» **Requirement**: Exactly as they appear, output all of the records. Skip any images.

Input data start

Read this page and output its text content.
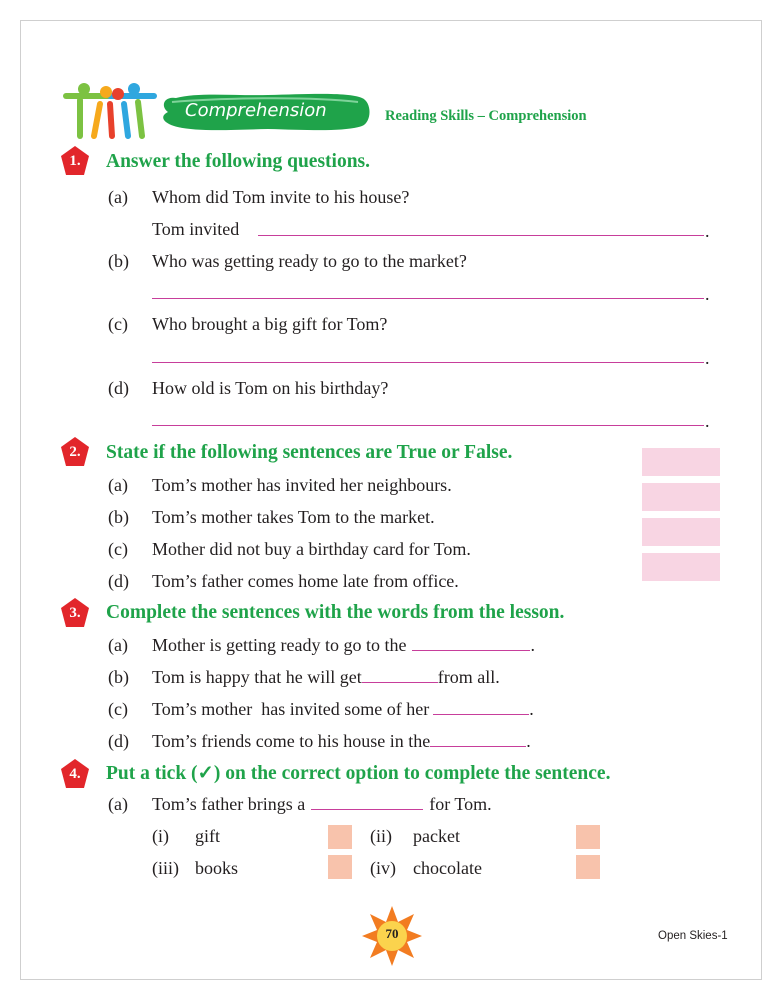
Comprehension	Reading Skills – Comprehension
1.	Answer the following questions.
(a)	Whom did Tom invite to his house?
Tom invited	.
(b)	Who was getting ready to go to the market?
.
(c)	Who brought a big gift for Tom?
.
(d)	How old is Tom on his birthday?
.
2.	State if the following sentences are True or False.
(a)	Tom’s mother has invited her neighbours.
(b)	Tom’s mother takes Tom to the market.
(c)	Mother did not buy a birthday card for Tom.
(d)	Tom’s father comes home late from office.
3.	Complete the sentences with the words from the lesson.
(a)	Mother is getting ready to go to the	.
(b)	Tom is happy that he will get	from all.
(c)	Tom’s mother  has invited some of her	.
(d)	Tom’s friends come to his house in the	.
4.	Put a tick (✓) on the correct option to complete the sentence.
(a)	Tom’s father brings a	for Tom.
(i) gift	(ii) packet
(iii) books	(iv) chocolate
70	Open Skies-1
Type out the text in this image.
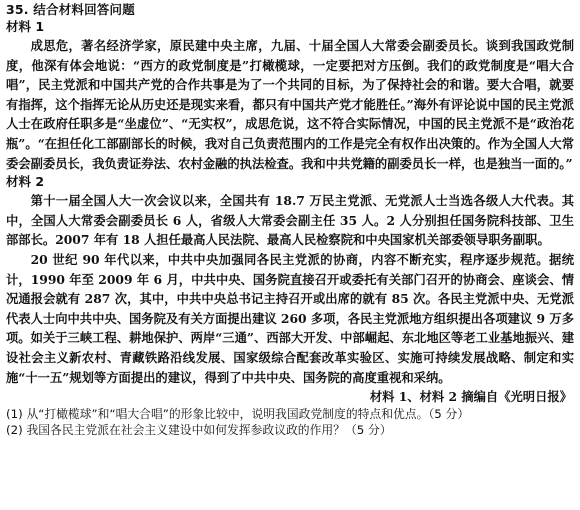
35. 结合材料回答问题

材料 1

成思危，著名经济学家，原民建中央主席，九届、十届全国人大常委会副委员长。谈到我国政党制度，他深有体会地说：“西方的政党制度是”打橄榄球，一定要把对方压倒。我们的政党制度是“唱大合唱”，民主党派和中国共产党的合作共事是为了一个共同的目标，为了保持社会的和谐。要大合唱，就要有指挥，这个指挥无论从历史还是现实来看，都只有中国共产党才能胜任。”海外有评论说中国的民主党派人士在政府任职多是“坐虚位”、“无实权”，成思危说，这不符合实际情况，中国的民主党派不是“政治花瓶”。“在担任化工部副部长的时候，我对自己负责范围内的工作是完全有权作出决策的。作为全国人大常委会副委员长，我负责证券法、农村金融的执法检查。我和中共党籍的副委员长一样，也是独当一面的。”

材料 2

第十一届全国人大一次会议以来，全国共有 18.7 万民主党派、无党派人士当选各级人大代表。其中，全国人大常委会副委员长 6 人，省级人大常委会副主任 35 人。2 人分别担任国务院科技部、卫生部部长。2007 年有 18 人担任最高人民法院、最高人民检察院和中央国家机关部委领导职务副职。

20 世纪 90 年代以来，中共中央加强同各民主党派的协商，内容不断充实，程序逐步规范。据统计，1990 年至 2009 年 6 月，中共中央、国务院直接召开或委托有关部门召开的协商会、座谈会、情况通报会就有 287 次，其中，中共中央总书记主持召开或出席的就有 85 次。各民主党派中央、无党派代表人士向中共中央、国务院及有关方面提出建议 260 多项，各民主党派地方组织提出各项建议 9 万多项。如关于三峡工程、耕地保护、两岸“三通”、西部大开发、中部崛起、东北地区等老工业基地振兴、建设社会主义新农村、青藏铁路沿线发展、国家级综合配套改革实验区、实施可持续发展战略、制定和实施“十一五”规划等方面提出的建议，得到了中共中央、国务院的高度重视和采纳。

材料 1、材料 2 摘编自《光明日报》

(1) 从“打橄榄球”和“唱大合唱”的形象比较中，说明我国政党制度的特点和优点。（5 分）

(2) 我国各民主党派在社会主义建设中如何发挥参政议政的作用？（5 分）
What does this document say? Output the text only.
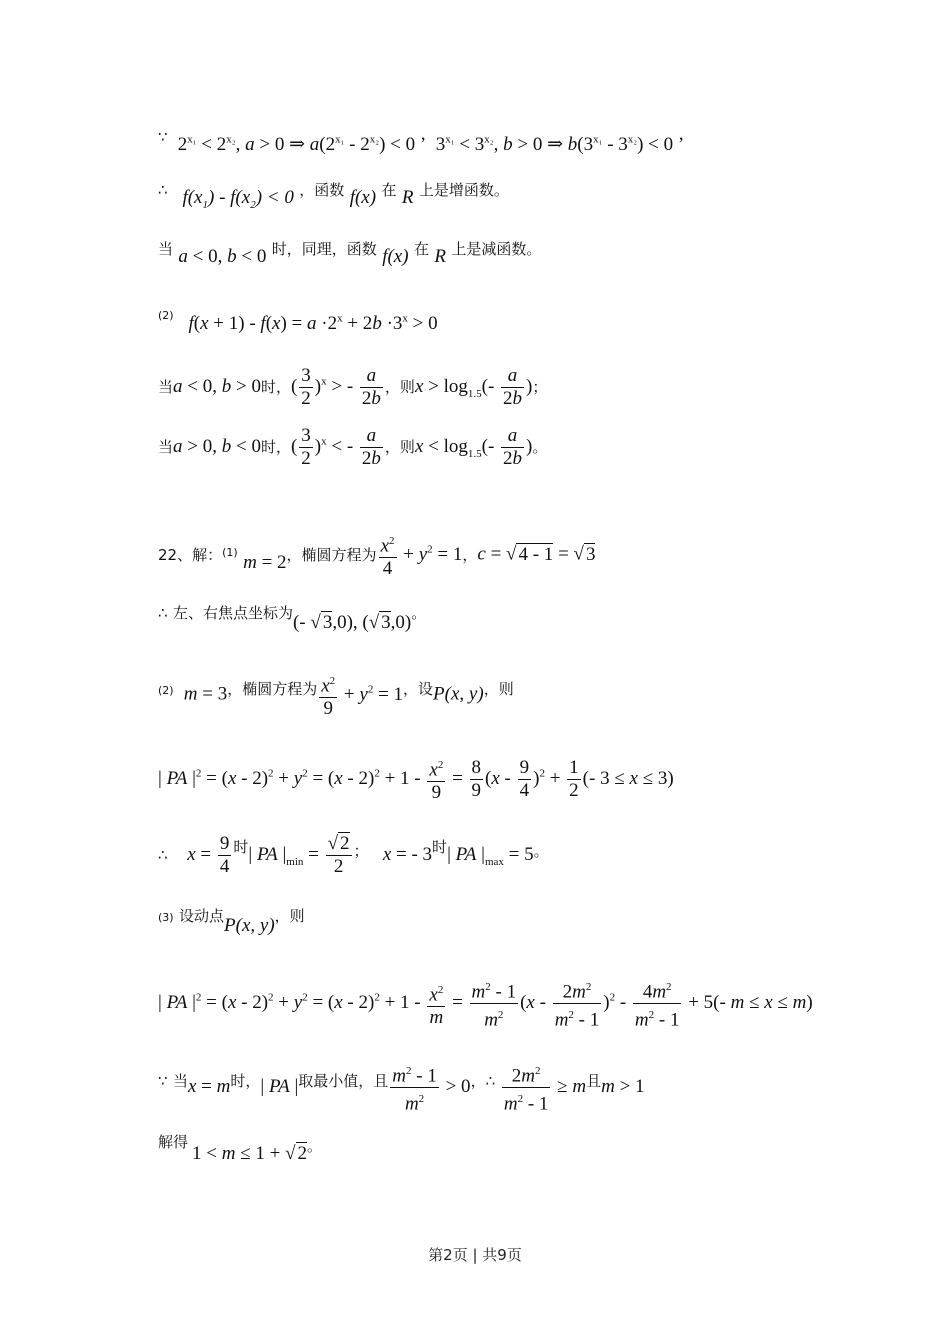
∵  $2^{x_1} < 2^{x_2}$, a > 0 ⇒ $a(2^{x_1} - 2^{x_2}) < 0$ ’  $3^{x_1} < 3^{x_2}$, b > 0 ⇒ $b(3^{x_1} - 3^{x_2}) < 0$ ’
∴   $f(x_1) - f(x_2) < 0$ ，函数 f(x) 在 R 上是增函数。
当 a < 0, b < 0 时，同理，函数 f(x) 在 R 上是减函数。
$^{(2)}$ $f(x + 1) - f(x) = a \cdot 2^x + 2b \cdot 3^x > 0$
当a < 0, b > 0时，( $\frac{3}{2} )^x$ > - $\frac{a}{2b}$ ，则$x > \log_{1.5}(- \frac{a}{2b}$ )；
当a > 0, b < 0时，( $\frac{3}{2} )^x$ < - $\frac{a}{2b}$ ，则$x < \log_{1.5}(- \frac{a}{2b}$ )。
22、解：$^{(1)}$ m = 2，椭圆方程为 $\frac{x^2}{4} + y^2 = 1$，c = √ 4 - 1 = √ 3
∴ 左、右焦点坐标为(- √ 3,0), (√ 3,0)。
$^{(2)}$ m = 3，椭圆方程为 $\frac{x^2}{9} + y^2 = 1$，设P(x, y)，则
| PA $|^2 = (x - 2)^2 + y^2 = (x - 2)^2 + 1 - \frac{x^2}{9} = \frac{8}{9} (x - \frac{9}{4} )^2 + \frac{1}{2}$ (- 3 ≤ x ≤ 3)
∴ $x = \frac{9}{4}$ 时| PA $|_{min} = \frac{√ 2}{2}$ ； x = - 3时| PA $|_{max} = 5$。
$^{(3)}$ 设动点P(x, y)，则
| PA $|^2 = (x - 2)^2 + y^2 = (x - 2)^2 + 1 - \frac{x^2}{m} = \frac{m^2 - 1}{m^2} (x - \frac{2m^2}{m^2 - 1} )^2 - \frac{4m^2}{m^2 - 1} + 5(-$ m ≤ x ≤ m)
∵ 当x = m时，| PA |取最小值，且 $\frac{m^2 - 1}{m^2} > 0$，∴ $\frac{2m^2}{m^2 - 1} \ge m$且m > 1
解得
1 < m ≤ 1 + √ 2。
第2页 | 共9页
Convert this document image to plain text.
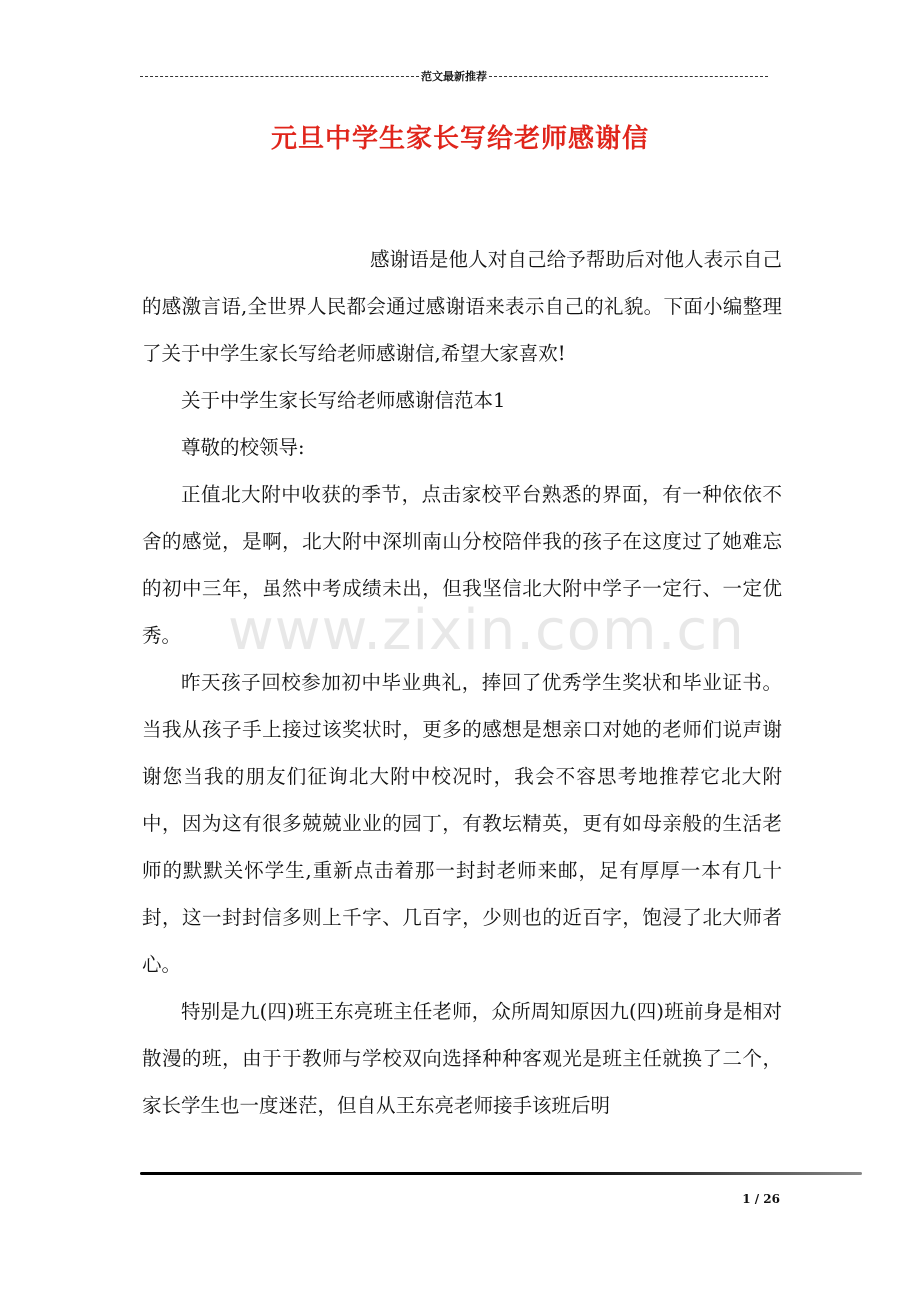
范文最新推荐
元旦中学生家长写给老师感谢信

感谢语是他人对自己给予帮助后对他人表示自己的感激言语,全世界人民都会通过感谢语来表示自己的礼貌。下面小编整理了关于中学生家长写给老师感谢信,希望大家喜欢!

关于中学生家长写给老师感谢信范本1

尊敬的校领导:

正值北大附中收获的季节，点击家校平台熟悉的界面，有一种依依不舍的感觉，是啊，北大附中深圳南山分校陪伴我的孩子在这度过了她难忘的初中三年，虽然中考成绩未出，但我坚信北大附中学子一定行、一定优秀。

昨天孩子回校参加初中毕业典礼，捧回了优秀学生奖状和毕业证书。当我从孩子手上接过该奖状时，更多的感想是想亲口对她的老师们说声谢谢您当我的朋友们征询北大附中校况时，我会不容思考地推荐它北大附中，因为这有很多兢兢业业的园丁，有教坛精英，更有如母亲般的生活老师的默默关怀学生,重新点击着那一封封老师来邮，足有厚厚一本有几十封，这一封封信多则上千字、几百字，少则也的近百字，饱浸了北大师者心。

特别是九(四)班王东亮班主任老师，众所周知原因九(四)班前身是相对散漫的班，由于于教师与学校双向选择种种客观光是班主任就换了二个，家长学生也一度迷茫，但自从王东亮老师接手该班后明

www.zixin.com.cn
1 / 26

Input data end

» **In response**:
Read this page and output its text content.
Comprehension	Reading Skills – Comprehension
1.	Answer the following questions.
(a)	Whom did Tom invite to his house?
Tom invited	.
(b)	Who was getting ready to go to the market?
.
(c)	Who brought a big gift for Tom?
.
(d)	How old is Tom on his birthday?
.
2.	State if the following sentences are True or False.
(a)	Tom’s mother has invited her neighbours.
(b)	Tom’s mother takes Tom to the market.
(c)	Mother did not buy a birthday card for Tom.
(d)	Tom’s father comes home late from office.
3.	Complete the sentences with the words from the lesson.
(a)	Mother is getting ready to go to the	.
(b)	Tom is happy that he will get	from all.
(c)	Tom’s mother  has invited some of her	.
(d)	Tom’s friends come to his house in the	.
4.	Put a tick (✓) on the correct option to complete the sentence.
(a)	Tom’s father brings a	for Tom.
(i) gift	(ii) packet
(iii) books	(iv) chocolate
70	Open Skies-1
Type out the text in this image.
35. 结合材料回答问题

材料 1

成思危，著名经济学家，原民建中央主席，九届、十届全国人大常委会副委员长。谈到我国政党制度，他深有体会地说：“西方的政党制度是”打橄榄球，一定要把对方压倒。我们的政党制度是“唱大合唱”，民主党派和中国共产党的合作共事是为了一个共同的目标，为了保持社会的和谐。要大合唱，就要有指挥，这个指挥无论从历史还是现实来看，都只有中国共产党才能胜任。”海外有评论说中国的民主党派人士在政府任职多是“坐虚位”、“无实权”，成思危说，这不符合实际情况，中国的民主党派不是“政治花瓶”。“在担任化工部副部长的时候，我对自己负责范围内的工作是完全有权作出决策的。作为全国人大常委会副委员长，我负责证券法、农村金融的执法检查。我和中共党籍的副委员长一样，也是独当一面的。”

材料 2

第十一届全国人大一次会议以来，全国共有 18.7 万民主党派、无党派人士当选各级人大代表。其中，全国人大常委会副委员长 6 人，省级人大常委会副主任 35 人。2 人分别担任国务院科技部、卫生部部长。2007 年有 18 人担任最高人民法院、最高人民检察院和中央国家机关部委领导职务副职。

20 世纪 90 年代以来，中共中央加强同各民主党派的协商，内容不断充实，程序逐步规范。据统计，1990 年至 2009 年 6 月，中共中央、国务院直接召开或委托有关部门召开的协商会、座谈会、情况通报会就有 287 次，其中，中共中央总书记主持召开或出席的就有 85 次。各民主党派中央、无党派代表人士向中共中央、国务院及有关方面提出建议 260 多项，各民主党派地方组织提出各项建议 9 万多项。如关于三峡工程、耕地保护、两岸“三通”、西部大开发、中部崛起、东北地区等老工业基地振兴、建设社会主义新农村、青藏铁路沿线发展、国家级综合配套改革实验区、实施可持续发展战略、制定和实施“十一五”规划等方面提出的建议，得到了中共中央、国务院的高度重视和采纳。

材料 1、材料 2 摘编自《光明日报》

(1) 从“打橄榄球”和“唱大合唱”的形象比较中，说明我国政党制度的特点和优点。（5 分）

(2) 我国各民主党派在社会主义建设中如何发挥参政议政的作用？（5 分）
What does this document say? Output the text only.
∵  $2^{x_1} < 2^{x_2}$, a > 0 ⇒ $a(2^{x_1} - 2^{x_2}) < 0$ ’  $3^{x_1} < 3^{x_2}$, b > 0 ⇒ $b(3^{x_1} - 3^{x_2}) < 0$ ’
∴   $f(x_1) - f(x_2) < 0$ ，函数 f(x) 在 R 上是增函数。
当 a < 0, b < 0 时，同理，函数 f(x) 在 R 上是减函数。
$^{(2)}$ $f(x + 1) - f(x) = a \cdot 2^x + 2b \cdot 3^x > 0$
当a < 0, b > 0时，( $\frac{3}{2} )^x$ > - $\frac{a}{2b}$ ，则$x > \log_{1.5}(- \frac{a}{2b}$ )；
当a > 0, b < 0时，( $\frac{3}{2} )^x$ < - $\frac{a}{2b}$ ，则$x < \log_{1.5}(- \frac{a}{2b}$ )。
22、解：$^{(1)}$ m = 2，椭圆方程为 $\frac{x^2}{4} + y^2 = 1$，c = √ 4 - 1 = √ 3
∴ 左、右焦点坐标为(- √ 3,0), (√ 3,0)。
$^{(2)}$ m = 3，椭圆方程为 $\frac{x^2}{9} + y^2 = 1$，设P(x, y)，则
| PA $|^2 = (x - 2)^2 + y^2 = (x - 2)^2 + 1 - \frac{x^2}{9} = \frac{8}{9} (x - \frac{9}{4} )^2 + \frac{1}{2}$ (- 3 ≤ x ≤ 3)
∴ $x = \frac{9}{4}$ 时| PA $|_{min} = \frac{√ 2}{2}$ ； x = - 3时| PA $|_{max} = 5$。
$^{(3)}$ 设动点P(x, y)，则
| PA $|^2 = (x - 2)^2 + y^2 = (x - 2)^2 + 1 - \frac{x^2}{m} = \frac{m^2 - 1}{m^2} (x - \frac{2m^2}{m^2 - 1} )^2 - \frac{4m^2}{m^2 - 1} + 5(-$ m ≤ x ≤ m)
∵ 当x = m时，| PA |取最小值，且 $\frac{m^2 - 1}{m^2} > 0$，∴ $\frac{2m^2}{m^2 - 1} \ge m$且m > 1
解得
1 < m ≤ 1 + √ 2。
第2页 | 共9页
Convert this document image to plain text.
范文最新推荐
元旦中学生家长写给老师感谢信

感谢语是他人对自己给予帮助后对他人表示自己的感激言语,全世界人民都会通过感谢语来表示自己的礼貌。下面小编整理了关于中学生家长写给老师感谢信,希望大家喜欢!

关于中学生家长写给老师感谢信范本1

尊敬的校领导:

正值北大附中收获的季节，点击家校平台熟悉的界面，有一种依依不舍的感觉，是啊，北大附中深圳南山分校陪伴我的孩子在这度过了她难忘的初中三年，虽然中考成绩未出，但我坚信北大附中学子一定行、一定优秀。

昨天孩子回校参加初中毕业典礼，捧回了优秀学生奖状和毕业证书。当我从孩子手上接过该奖状时，更多的感想是想亲口对她的老师们说声谢谢您当我的朋友们征询北大附中校况时，我会不容思考地推荐它北大附中，因为这有很多兢兢业业的园丁，有教坛精英，更有如母亲般的生活老师的默默关怀学生,重新点击着那一封封老师来邮，足有厚厚一本有几十封，这一封封信多则上千字、几百字，少则也的近百字，饱浸了北大师者心。

特别是九(四)班王东亮班主任老师，众所周知原因九(四)班前身是相对散漫的班，由于于教师与学校双向选择种种客观光是班主任就换了二个，家长学生也一度迷茫，但自从王东亮老师接手该班后明

www.zixin.com.cn
1 / 26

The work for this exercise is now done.